What this exercise asks:
- A) In the content-aware ingestion text, list every kind of input it says can be thrown at the engine.
- B) Write out everything in the content-aware ingestion text from "Content-Aware Ingestion (ArchiveBox" down to "those papers automatically.".

Passage:
+++
Content-Aware Ingestion (ArchiveBox · crawl4ai · scholarx)¶

CONCEPT:KG-2.7 — extends the unified Ingestion Engine so that fetching a web page is pluggable and what we do with it depends on the content. Throw a document, a URL, a PDF, or a research-roundup blog at the engine and it ingests, enriches, vectorizes — and for a page that points at research papers it also downloads and ingests those papers automatically.

Why¶

The Ingestion Engine (knowledge_graph/ingestion/engine.py) already turns any ContentType into Document/Chunk/Concept nodes with one enrichment pass and ConceptMatcher cross-linking (KG-2.75). Three gaps remained: web fetching was a bare requests.get (no crawl4ai, no ArchiveBox); a research roundup was ingested as a flat page (its paper links ignored); and the deployed ArchiveBox instance — which perfectly preserves pages — was unused. This change closes all three on top of the existing spine.
+++
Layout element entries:

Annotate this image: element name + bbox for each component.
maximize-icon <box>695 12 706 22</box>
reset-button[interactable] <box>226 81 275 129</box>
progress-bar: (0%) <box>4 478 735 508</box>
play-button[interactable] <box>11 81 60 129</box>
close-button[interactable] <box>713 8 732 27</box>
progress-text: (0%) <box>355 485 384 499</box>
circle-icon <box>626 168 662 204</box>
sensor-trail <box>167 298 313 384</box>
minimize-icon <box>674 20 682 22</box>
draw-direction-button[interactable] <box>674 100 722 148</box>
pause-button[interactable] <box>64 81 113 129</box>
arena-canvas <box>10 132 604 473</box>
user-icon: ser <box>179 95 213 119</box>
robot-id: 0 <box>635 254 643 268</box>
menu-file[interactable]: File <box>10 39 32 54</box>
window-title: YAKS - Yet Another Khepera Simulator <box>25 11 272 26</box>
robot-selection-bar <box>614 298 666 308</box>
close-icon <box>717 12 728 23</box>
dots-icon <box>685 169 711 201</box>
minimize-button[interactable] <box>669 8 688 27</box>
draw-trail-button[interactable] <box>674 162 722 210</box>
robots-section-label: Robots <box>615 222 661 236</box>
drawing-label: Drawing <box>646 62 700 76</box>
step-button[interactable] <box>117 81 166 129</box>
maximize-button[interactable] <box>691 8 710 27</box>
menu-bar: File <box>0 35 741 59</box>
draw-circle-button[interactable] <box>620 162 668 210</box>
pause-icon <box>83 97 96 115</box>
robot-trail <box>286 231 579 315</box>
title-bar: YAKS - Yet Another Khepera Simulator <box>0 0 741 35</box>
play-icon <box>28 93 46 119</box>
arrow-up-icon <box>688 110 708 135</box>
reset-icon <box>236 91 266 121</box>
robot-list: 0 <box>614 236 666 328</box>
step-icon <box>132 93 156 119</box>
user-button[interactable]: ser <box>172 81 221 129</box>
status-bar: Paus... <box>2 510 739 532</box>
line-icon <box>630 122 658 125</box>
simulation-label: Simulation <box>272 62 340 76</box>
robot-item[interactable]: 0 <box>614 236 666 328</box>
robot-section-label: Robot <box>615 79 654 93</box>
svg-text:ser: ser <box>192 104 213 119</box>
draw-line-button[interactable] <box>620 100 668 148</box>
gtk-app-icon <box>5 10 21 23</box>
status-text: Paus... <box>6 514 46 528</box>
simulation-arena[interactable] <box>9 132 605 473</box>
+++
Completed exercise:
- A) a document, a URL, a PDF, a research-roundup blog

- B)
Content-Aware Ingestion (ArchiveBox · crawl4ai · scholarx)¶

CONCEPT:KG-2.7 — extends the unified Ingestion Engine so that fetching a web page is pluggable and what we do with it depends on the content. Throw a document, a URL, a PDF, or a research-roundup blog at the engine and it ingests, enriches, vectorizes — and for a page that points at research papers it also downloads and ingests those papers automatically.